══ Material shown ══

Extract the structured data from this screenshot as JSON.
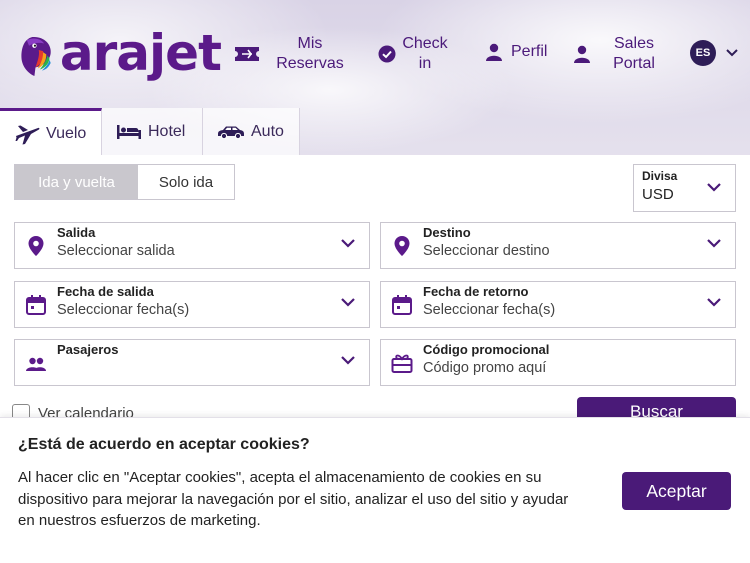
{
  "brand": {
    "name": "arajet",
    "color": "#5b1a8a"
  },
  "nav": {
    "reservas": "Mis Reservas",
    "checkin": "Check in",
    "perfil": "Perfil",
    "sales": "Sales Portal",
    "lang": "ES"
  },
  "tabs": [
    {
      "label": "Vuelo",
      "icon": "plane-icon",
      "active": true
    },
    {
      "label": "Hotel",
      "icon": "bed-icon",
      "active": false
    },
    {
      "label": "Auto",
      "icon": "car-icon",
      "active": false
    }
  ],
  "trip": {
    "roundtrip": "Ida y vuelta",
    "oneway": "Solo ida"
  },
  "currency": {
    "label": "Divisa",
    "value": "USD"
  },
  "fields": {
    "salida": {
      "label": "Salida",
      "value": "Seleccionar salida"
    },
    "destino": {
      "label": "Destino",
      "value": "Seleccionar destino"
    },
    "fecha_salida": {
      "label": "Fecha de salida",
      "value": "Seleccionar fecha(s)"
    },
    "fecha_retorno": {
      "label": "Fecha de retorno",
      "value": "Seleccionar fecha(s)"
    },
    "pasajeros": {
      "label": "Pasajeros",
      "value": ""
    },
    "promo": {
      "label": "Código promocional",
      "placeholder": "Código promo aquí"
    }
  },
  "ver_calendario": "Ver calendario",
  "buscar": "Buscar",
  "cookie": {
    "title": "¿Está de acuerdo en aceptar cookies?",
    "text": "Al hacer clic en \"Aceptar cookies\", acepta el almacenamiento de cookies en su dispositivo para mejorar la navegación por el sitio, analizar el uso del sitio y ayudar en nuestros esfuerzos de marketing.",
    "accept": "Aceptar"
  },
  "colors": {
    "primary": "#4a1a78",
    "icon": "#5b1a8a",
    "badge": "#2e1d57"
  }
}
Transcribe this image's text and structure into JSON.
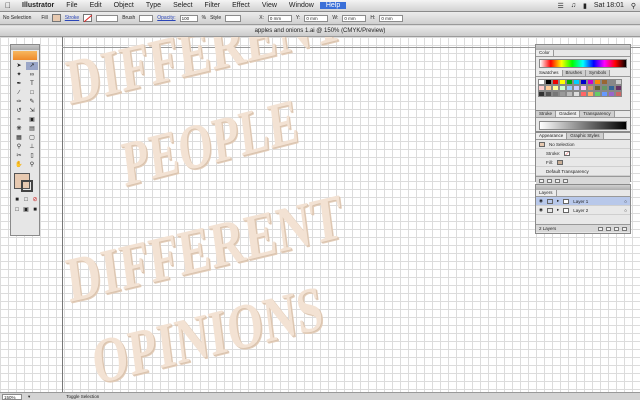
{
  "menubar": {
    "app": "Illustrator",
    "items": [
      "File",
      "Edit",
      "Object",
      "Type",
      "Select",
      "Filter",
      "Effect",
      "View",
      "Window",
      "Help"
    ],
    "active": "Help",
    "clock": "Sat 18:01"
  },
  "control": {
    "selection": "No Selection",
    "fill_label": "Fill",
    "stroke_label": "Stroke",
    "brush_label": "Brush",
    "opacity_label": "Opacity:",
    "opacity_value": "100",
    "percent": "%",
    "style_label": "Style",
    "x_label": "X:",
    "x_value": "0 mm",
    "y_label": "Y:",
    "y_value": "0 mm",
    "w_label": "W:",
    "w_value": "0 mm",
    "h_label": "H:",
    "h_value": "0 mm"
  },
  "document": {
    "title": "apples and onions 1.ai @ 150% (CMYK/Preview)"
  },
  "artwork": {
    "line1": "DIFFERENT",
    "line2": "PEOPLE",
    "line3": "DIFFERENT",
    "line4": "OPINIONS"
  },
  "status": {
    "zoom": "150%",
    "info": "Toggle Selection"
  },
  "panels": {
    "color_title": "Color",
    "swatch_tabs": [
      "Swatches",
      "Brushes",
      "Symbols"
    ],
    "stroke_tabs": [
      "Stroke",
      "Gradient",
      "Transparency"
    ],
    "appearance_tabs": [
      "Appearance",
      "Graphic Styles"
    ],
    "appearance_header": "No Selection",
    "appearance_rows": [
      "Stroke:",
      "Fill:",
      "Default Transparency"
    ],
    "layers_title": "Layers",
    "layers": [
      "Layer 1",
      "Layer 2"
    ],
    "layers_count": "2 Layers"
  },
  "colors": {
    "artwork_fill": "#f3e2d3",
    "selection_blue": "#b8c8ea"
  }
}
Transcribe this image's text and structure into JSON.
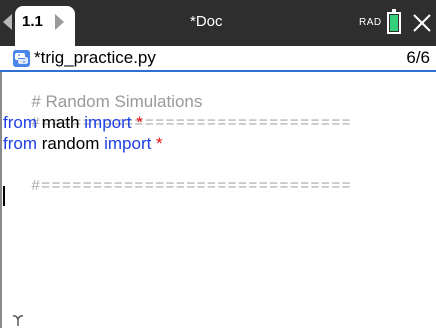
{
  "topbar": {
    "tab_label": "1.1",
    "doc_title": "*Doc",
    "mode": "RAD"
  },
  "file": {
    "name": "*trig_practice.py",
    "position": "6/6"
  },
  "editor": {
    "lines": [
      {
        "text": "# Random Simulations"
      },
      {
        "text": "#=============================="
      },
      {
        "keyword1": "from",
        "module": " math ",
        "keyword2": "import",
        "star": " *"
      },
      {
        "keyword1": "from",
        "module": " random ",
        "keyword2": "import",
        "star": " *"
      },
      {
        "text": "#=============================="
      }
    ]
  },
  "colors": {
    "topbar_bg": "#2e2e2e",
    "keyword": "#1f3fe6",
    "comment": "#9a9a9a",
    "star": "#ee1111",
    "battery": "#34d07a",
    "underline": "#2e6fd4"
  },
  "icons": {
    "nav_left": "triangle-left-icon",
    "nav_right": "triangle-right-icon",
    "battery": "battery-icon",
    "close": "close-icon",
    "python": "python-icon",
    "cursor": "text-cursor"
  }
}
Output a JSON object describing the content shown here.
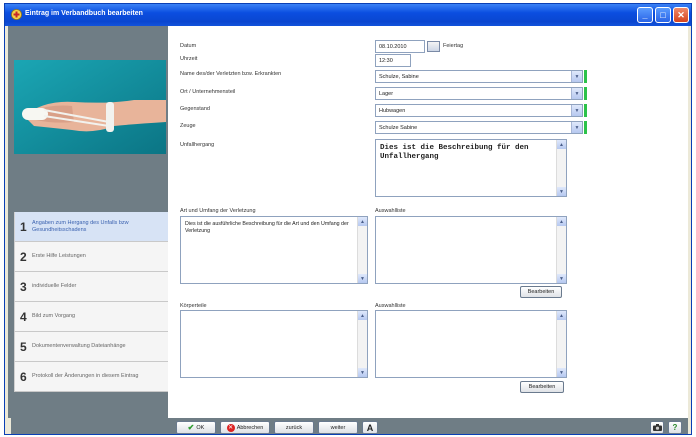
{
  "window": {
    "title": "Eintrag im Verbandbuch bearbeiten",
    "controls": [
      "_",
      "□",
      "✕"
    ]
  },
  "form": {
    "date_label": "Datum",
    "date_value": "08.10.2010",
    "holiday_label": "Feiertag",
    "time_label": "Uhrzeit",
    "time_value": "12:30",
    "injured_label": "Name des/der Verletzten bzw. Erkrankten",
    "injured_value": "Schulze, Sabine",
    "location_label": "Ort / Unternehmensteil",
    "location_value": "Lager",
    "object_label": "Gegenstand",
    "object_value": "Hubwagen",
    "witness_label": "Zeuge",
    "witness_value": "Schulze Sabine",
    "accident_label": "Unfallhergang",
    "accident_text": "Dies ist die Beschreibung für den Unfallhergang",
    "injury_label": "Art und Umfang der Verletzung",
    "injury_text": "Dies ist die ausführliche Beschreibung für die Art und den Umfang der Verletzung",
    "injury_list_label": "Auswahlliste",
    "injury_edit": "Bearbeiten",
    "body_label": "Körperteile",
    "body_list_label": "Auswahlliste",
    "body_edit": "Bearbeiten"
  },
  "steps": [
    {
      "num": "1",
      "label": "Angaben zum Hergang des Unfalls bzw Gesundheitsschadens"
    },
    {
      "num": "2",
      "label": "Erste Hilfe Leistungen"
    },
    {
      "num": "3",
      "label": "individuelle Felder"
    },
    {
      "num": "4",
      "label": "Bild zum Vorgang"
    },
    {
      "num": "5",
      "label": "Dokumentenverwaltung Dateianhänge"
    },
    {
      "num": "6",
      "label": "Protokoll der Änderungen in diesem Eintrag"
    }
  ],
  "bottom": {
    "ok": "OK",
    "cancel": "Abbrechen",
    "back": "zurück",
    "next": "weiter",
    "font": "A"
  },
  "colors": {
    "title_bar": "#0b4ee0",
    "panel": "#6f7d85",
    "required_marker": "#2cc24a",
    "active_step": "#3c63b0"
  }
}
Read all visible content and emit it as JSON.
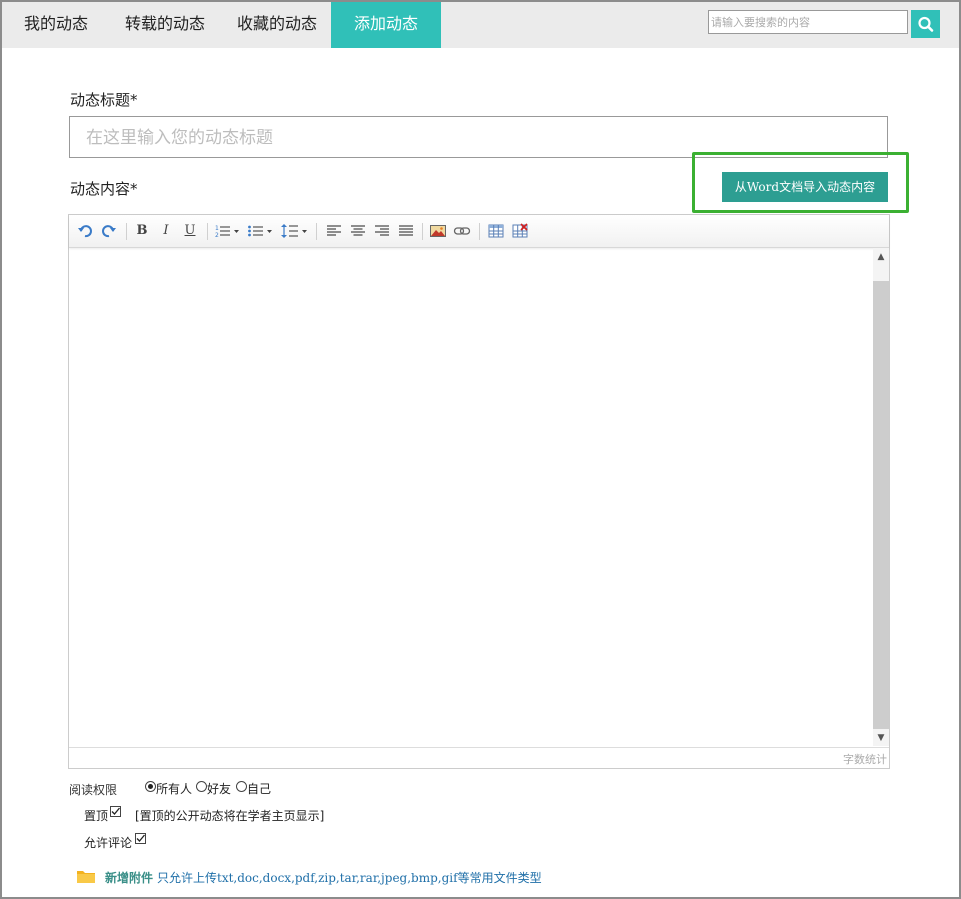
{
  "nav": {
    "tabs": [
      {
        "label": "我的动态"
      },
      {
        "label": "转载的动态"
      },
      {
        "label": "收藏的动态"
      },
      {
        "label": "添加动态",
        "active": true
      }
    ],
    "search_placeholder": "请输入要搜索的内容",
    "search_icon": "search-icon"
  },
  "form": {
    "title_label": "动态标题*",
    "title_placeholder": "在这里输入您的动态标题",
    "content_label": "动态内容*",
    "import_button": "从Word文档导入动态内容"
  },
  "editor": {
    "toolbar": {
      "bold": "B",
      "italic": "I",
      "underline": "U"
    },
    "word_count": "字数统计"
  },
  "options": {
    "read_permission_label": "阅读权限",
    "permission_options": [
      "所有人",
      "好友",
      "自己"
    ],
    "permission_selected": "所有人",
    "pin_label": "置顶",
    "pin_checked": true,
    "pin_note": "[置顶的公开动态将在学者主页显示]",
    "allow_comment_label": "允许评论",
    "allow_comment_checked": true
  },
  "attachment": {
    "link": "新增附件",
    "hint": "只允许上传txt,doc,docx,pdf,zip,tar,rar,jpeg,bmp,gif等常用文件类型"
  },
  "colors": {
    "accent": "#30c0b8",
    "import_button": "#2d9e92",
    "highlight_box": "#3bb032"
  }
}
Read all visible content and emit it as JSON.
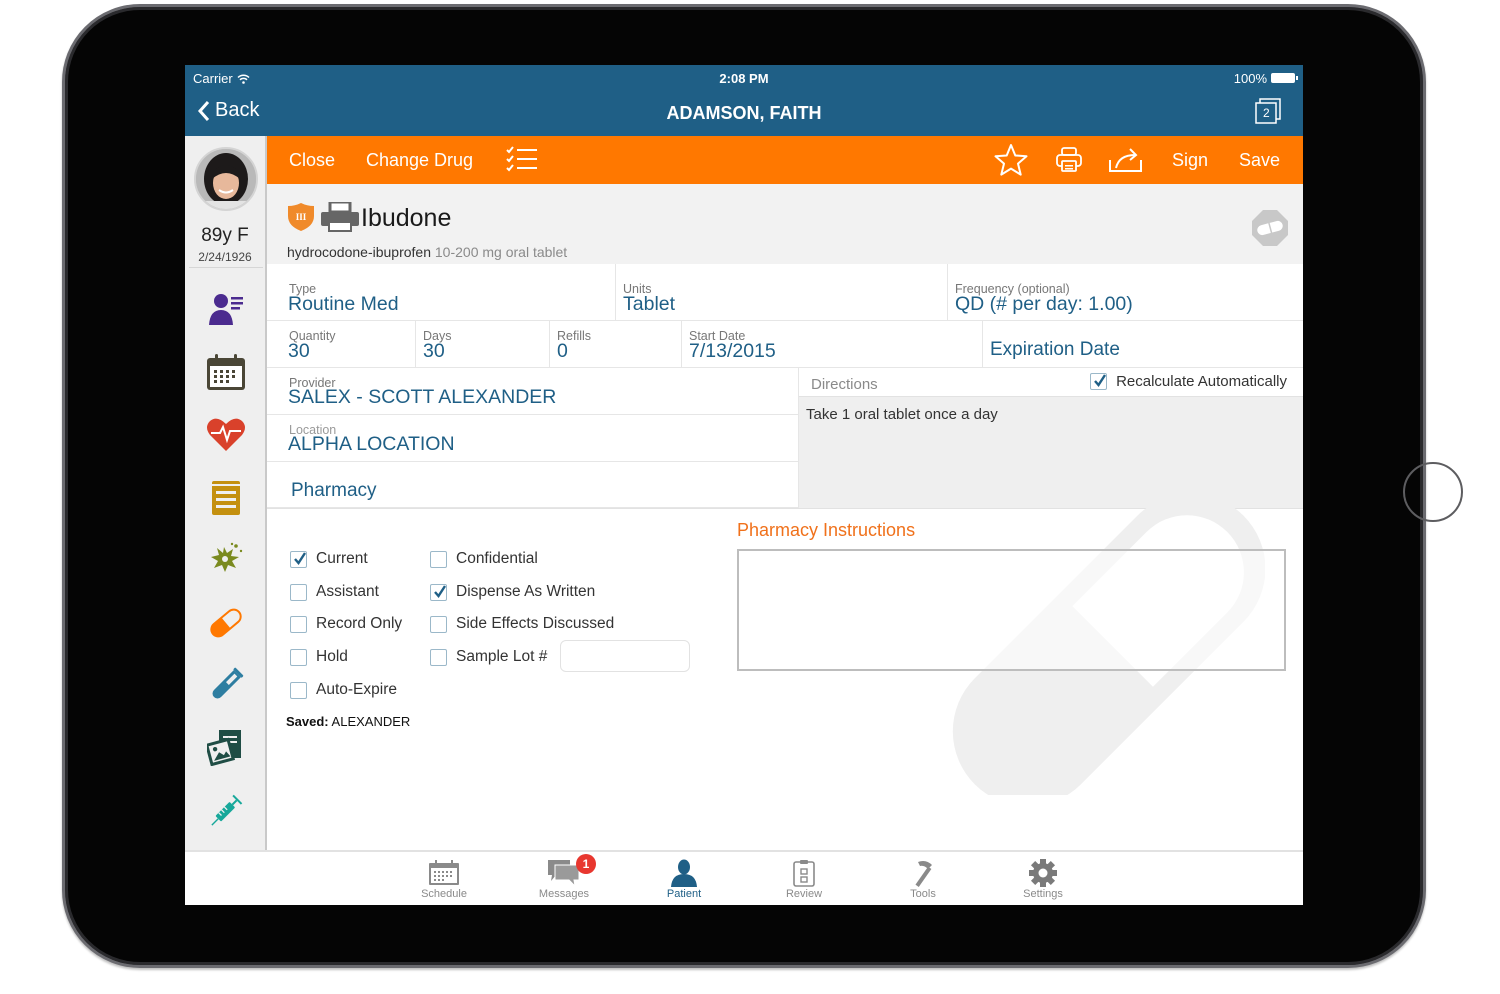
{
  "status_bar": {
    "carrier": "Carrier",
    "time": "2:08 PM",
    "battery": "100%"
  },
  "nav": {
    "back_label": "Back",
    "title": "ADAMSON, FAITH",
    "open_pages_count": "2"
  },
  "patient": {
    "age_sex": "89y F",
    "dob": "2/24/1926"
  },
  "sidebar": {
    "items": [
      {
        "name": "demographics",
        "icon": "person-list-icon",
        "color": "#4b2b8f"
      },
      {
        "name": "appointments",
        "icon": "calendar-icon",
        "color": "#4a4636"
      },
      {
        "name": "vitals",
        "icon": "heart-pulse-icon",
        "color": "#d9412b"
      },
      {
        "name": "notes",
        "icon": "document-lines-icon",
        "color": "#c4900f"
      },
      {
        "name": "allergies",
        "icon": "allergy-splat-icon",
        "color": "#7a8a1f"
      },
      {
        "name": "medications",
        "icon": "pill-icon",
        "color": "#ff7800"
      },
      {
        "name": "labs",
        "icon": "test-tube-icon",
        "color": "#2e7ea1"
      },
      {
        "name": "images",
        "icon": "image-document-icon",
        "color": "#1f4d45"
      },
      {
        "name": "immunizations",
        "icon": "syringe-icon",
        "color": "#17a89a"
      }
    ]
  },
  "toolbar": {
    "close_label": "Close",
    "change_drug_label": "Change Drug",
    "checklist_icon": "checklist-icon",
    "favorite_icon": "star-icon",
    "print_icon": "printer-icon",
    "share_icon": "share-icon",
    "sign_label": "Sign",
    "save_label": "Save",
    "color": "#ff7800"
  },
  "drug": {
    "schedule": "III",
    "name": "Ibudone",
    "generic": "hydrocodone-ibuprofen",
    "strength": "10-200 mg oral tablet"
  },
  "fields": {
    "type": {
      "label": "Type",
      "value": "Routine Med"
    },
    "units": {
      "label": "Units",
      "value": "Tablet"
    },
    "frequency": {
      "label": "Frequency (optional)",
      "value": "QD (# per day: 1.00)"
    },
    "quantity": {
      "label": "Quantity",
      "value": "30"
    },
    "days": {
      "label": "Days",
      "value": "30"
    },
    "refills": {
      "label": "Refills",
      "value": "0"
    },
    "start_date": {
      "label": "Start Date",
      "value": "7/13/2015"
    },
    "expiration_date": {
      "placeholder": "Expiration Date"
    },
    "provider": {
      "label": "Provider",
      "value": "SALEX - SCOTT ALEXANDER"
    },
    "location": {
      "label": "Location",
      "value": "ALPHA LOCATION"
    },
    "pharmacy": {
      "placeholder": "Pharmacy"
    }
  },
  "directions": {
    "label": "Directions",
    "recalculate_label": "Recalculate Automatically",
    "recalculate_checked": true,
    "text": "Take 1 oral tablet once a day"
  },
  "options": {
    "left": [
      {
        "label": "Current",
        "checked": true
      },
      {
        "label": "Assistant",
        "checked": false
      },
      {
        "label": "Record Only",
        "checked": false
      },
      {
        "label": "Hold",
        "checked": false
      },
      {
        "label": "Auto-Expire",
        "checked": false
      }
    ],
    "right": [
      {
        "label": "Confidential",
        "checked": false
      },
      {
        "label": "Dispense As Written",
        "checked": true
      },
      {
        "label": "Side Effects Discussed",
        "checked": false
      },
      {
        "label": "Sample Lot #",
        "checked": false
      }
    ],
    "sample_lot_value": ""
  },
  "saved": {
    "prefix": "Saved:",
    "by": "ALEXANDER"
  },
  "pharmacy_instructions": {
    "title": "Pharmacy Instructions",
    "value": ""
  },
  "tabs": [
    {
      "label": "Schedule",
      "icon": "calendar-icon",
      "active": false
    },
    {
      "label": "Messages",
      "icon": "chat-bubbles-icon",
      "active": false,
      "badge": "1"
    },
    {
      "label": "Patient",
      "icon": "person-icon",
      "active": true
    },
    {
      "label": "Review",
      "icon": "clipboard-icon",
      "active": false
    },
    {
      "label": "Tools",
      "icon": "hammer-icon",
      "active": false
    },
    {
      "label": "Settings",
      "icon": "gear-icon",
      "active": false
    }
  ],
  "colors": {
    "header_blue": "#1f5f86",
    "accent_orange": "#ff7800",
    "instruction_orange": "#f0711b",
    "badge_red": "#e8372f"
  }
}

═══

The problem »
Scan the material and collect every line that contains "document".

Exercise response »
  "document": {
        "icon": "document-lines-icon",
        "icon": "image-document-icon",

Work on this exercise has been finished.